(Stored items)
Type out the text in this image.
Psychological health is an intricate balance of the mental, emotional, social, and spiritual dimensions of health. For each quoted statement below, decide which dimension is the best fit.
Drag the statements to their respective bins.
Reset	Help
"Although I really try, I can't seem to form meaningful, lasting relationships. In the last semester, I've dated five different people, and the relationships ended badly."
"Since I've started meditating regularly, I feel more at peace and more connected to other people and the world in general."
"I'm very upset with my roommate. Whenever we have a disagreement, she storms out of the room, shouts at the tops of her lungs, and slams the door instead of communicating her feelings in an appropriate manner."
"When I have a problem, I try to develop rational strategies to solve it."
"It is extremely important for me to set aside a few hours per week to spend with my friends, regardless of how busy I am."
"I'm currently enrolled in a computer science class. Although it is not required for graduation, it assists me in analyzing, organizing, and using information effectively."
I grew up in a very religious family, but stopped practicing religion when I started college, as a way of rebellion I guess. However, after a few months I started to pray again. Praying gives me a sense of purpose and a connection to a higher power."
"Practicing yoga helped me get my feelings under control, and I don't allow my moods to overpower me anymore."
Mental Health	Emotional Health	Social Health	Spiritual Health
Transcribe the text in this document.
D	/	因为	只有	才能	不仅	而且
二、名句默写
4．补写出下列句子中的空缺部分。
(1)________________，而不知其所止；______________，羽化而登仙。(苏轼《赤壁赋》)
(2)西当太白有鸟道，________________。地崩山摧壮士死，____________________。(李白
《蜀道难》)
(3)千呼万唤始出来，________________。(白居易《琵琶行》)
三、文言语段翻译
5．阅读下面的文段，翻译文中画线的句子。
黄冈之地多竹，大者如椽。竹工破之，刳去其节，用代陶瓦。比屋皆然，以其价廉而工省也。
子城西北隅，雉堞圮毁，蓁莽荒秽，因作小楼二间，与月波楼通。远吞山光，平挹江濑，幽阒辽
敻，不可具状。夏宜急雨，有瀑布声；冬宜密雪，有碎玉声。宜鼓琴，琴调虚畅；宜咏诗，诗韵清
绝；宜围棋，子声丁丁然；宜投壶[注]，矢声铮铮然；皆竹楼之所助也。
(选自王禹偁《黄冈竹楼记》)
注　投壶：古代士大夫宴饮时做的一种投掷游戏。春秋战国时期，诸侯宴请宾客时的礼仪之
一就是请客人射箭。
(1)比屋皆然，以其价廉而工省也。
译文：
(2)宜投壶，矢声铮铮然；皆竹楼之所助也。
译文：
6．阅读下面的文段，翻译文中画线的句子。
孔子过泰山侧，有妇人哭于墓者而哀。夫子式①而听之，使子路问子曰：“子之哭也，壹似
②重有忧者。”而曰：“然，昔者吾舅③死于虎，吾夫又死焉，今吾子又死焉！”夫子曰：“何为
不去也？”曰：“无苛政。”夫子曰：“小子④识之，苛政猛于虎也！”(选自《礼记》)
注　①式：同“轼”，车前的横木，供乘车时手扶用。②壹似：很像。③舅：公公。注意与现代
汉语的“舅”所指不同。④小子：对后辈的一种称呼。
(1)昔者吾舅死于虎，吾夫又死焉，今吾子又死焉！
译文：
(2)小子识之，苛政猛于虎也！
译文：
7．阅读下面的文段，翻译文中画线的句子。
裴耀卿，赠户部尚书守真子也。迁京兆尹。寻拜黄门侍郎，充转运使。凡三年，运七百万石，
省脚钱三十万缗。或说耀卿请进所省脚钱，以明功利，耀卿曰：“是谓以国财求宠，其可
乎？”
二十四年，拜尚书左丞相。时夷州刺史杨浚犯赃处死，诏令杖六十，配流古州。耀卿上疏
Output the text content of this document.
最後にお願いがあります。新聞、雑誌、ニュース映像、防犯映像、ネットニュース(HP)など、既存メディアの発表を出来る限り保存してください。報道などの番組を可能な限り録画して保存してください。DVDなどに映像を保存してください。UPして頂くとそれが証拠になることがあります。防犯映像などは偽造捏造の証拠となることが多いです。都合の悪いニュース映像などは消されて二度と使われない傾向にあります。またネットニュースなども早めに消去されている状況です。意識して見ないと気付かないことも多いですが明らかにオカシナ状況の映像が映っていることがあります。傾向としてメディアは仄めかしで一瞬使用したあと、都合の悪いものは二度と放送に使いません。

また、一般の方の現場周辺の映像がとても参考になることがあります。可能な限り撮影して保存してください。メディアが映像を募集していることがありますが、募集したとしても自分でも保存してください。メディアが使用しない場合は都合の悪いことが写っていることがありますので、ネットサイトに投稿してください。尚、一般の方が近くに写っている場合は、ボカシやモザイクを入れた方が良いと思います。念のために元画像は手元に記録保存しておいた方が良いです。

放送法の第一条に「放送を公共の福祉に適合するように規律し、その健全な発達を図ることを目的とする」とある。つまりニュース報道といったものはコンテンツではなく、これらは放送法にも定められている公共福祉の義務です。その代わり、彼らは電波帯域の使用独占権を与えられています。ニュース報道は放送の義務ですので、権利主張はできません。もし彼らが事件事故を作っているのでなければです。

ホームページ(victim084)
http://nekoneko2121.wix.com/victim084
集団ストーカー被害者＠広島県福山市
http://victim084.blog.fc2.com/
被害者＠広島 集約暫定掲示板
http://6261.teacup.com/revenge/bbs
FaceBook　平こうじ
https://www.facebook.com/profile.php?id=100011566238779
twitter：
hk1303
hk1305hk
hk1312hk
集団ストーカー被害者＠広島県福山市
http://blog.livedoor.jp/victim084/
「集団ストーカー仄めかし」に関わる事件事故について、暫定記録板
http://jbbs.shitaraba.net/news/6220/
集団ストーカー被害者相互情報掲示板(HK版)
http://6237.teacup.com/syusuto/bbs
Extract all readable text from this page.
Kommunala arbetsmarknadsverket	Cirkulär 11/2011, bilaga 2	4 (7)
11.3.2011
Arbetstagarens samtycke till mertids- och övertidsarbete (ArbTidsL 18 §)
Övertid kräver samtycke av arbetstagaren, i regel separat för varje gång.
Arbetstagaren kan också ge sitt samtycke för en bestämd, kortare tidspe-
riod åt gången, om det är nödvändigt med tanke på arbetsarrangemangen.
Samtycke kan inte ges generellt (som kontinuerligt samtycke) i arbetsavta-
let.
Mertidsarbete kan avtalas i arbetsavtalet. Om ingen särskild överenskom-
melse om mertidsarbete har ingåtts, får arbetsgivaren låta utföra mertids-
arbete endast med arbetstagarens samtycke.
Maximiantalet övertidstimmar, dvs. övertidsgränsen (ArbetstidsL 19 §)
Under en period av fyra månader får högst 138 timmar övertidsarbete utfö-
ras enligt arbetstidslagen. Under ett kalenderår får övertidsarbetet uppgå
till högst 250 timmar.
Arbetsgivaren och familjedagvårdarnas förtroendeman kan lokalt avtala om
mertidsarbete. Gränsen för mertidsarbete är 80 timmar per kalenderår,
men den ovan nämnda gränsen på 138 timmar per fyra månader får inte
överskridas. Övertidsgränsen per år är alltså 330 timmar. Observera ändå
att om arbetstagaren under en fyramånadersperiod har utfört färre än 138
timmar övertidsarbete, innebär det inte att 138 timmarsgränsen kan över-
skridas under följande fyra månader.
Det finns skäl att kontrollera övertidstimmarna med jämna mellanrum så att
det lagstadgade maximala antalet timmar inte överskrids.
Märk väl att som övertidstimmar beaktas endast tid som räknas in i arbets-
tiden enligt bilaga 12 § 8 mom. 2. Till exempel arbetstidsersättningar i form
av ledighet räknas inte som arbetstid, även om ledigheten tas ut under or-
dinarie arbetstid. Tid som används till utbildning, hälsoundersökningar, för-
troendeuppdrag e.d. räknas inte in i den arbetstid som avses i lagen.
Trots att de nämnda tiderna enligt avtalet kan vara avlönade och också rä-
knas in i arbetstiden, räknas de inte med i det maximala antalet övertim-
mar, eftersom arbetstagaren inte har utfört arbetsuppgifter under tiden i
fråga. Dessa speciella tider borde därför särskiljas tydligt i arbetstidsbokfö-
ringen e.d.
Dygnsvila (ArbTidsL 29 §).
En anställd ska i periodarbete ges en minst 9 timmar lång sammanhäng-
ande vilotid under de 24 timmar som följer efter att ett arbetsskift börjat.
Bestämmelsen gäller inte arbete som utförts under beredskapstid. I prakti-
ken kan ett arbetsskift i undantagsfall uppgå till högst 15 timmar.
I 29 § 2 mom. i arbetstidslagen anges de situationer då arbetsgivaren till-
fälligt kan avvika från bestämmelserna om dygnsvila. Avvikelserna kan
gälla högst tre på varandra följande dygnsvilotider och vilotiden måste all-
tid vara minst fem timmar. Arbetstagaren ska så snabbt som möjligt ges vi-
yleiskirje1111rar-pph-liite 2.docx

§ WHAT TO WORK ON
Find the lines above that contain the word "比屋皆然" and collect them.

§ RESPONSE
黄冈之地多竹，大者如椽。竹工破之，刳去其节，用代陶瓦。比屋皆然，以其价廉而工省也。
(1)比屋皆然，以其价廉而工省也。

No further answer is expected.